### PROBLEM DESCRIPTION
Copy every line of the data that includes the string "icon".

### LISTING
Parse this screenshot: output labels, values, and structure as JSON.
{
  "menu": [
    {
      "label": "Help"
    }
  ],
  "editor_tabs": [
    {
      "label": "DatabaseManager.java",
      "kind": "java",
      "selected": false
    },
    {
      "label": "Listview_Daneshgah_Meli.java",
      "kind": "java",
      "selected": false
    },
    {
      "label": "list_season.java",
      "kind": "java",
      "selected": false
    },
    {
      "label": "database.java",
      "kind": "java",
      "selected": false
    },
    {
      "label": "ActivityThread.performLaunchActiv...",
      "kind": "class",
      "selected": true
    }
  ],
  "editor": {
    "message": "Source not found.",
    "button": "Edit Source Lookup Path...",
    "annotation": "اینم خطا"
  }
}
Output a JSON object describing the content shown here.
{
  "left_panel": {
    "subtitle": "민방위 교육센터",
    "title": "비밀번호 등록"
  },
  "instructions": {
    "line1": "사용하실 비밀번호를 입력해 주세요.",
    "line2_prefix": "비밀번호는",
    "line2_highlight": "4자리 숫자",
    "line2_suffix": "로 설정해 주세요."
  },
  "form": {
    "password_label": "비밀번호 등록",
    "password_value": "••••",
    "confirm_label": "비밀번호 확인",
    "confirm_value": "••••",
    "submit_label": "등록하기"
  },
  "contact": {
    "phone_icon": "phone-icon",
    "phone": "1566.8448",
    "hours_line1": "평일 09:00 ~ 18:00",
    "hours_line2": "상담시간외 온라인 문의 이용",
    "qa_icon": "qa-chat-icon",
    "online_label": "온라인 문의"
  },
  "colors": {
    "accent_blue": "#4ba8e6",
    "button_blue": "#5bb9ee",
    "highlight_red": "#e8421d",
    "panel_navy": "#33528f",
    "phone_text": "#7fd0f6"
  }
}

### TASK OUTPUT
    "phone_icon": "phone-icon",
    "qa_icon": "qa-chat-icon",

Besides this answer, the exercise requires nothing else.